Collected data —
»»

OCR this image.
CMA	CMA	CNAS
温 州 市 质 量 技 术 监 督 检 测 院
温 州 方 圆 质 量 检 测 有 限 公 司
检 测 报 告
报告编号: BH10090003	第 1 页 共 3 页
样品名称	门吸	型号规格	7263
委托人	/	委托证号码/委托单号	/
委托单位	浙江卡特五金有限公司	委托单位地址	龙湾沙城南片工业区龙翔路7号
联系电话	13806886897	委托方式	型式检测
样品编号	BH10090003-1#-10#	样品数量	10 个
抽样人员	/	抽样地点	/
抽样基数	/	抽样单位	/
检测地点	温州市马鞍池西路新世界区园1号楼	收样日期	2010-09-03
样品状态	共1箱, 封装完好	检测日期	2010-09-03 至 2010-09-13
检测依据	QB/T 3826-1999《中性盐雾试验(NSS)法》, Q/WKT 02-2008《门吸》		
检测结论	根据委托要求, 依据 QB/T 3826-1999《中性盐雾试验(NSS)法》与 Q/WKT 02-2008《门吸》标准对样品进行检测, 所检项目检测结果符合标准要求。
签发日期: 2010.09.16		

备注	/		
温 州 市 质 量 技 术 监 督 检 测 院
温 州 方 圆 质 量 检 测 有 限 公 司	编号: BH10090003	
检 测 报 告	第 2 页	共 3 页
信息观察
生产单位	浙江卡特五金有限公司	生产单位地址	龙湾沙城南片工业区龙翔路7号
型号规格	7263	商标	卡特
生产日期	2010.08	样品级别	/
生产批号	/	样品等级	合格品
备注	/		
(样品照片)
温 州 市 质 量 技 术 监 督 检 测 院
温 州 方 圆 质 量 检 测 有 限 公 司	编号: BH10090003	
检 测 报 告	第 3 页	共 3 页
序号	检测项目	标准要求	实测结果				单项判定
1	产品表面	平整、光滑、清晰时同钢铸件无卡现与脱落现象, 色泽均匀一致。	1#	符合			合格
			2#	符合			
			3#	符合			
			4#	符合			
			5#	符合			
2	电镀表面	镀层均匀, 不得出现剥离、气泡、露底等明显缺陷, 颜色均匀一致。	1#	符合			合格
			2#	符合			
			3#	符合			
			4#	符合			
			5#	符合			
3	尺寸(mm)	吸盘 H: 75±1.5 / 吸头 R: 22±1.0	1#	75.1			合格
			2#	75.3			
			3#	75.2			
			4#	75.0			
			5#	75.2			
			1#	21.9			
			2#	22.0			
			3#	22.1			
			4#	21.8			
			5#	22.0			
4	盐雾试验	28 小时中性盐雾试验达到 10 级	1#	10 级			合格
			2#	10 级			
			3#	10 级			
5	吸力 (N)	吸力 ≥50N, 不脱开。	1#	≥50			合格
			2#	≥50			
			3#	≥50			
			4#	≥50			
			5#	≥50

««

What you need to do — Looking at the records above, report how many lines contain the word "浙江卡特五金有限公司". Answer with the number only.

Written response — 2